## [Written task]
All records must be quoted exactly. Omit the pictures.
--------
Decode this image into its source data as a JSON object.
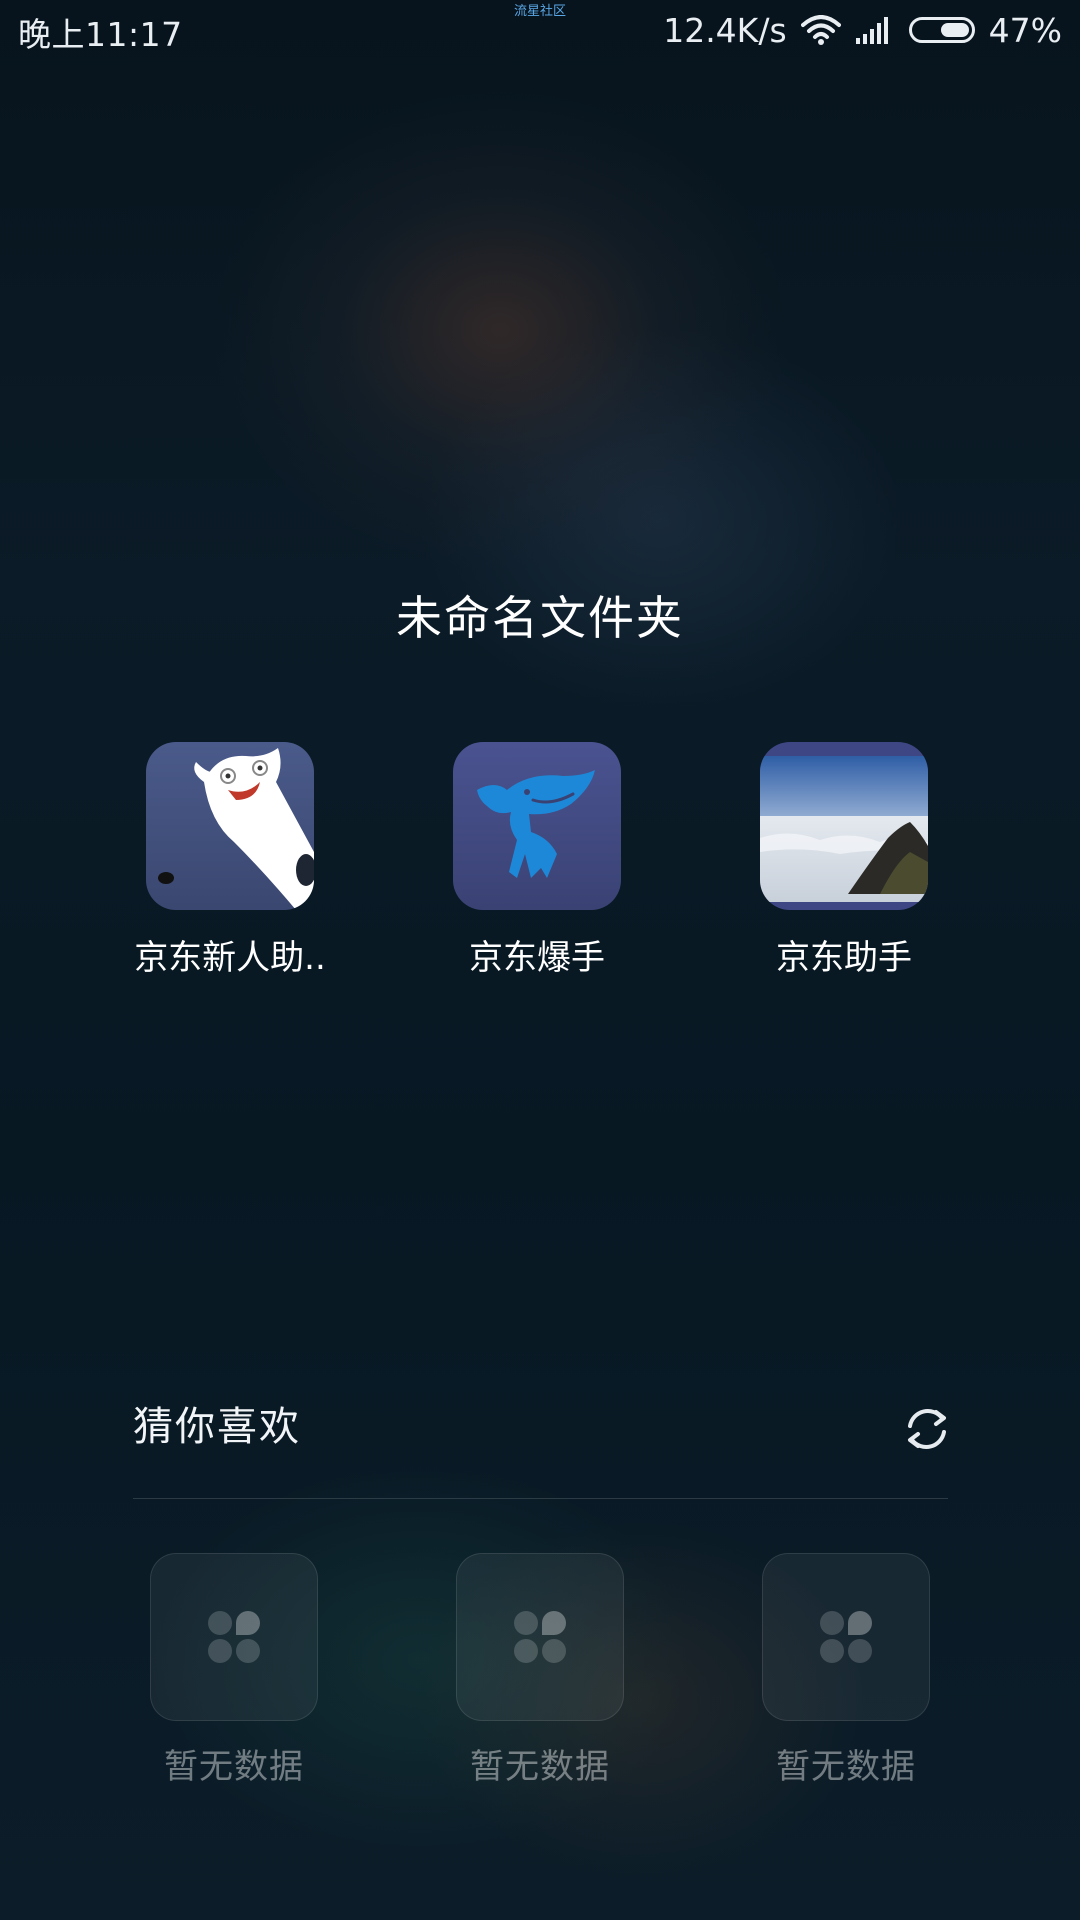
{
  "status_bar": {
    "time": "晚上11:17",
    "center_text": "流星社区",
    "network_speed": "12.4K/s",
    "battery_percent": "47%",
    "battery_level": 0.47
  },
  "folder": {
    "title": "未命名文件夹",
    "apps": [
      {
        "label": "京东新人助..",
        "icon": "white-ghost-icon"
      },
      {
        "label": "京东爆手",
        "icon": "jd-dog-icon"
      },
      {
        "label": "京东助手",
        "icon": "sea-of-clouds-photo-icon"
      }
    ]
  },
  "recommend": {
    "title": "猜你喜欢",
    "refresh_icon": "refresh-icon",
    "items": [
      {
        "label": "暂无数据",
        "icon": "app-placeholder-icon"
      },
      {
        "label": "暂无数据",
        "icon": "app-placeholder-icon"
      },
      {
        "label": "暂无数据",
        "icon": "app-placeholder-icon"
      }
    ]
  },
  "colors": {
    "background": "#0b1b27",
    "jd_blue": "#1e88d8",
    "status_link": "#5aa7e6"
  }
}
--------
## [Task result]
Decode this image into its source data as a JSON object.
{
  "status_bar": {
    "time": "晚上11:17",
    "center_text": "流星社区",
    "network_speed": "12.4K/s",
    "battery_percent": "47%",
    "battery_level": 0.47
  },
  "folder": {
    "title": "未命名文件夹",
    "apps": [
      {
        "label": "京东新人助..",
        "icon": "white-ghost-icon"
      },
      {
        "label": "京东爆手",
        "icon": "jd-dog-icon"
      },
      {
        "label": "京东助手",
        "icon": "sea-of-clouds-photo-icon"
      }
    ]
  },
  "recommend": {
    "title": "猜你喜欢",
    "refresh_icon": "refresh-icon",
    "items": [
      {
        "label": "暂无数据",
        "icon": "app-placeholder-icon"
      },
      {
        "label": "暂无数据",
        "icon": "app-placeholder-icon"
      },
      {
        "label": "暂无数据",
        "icon": "app-placeholder-icon"
      }
    ]
  },
  "colors": {
    "background": "#0b1b27",
    "jd_blue": "#1e88d8",
    "status_link": "#5aa7e6"
  }
}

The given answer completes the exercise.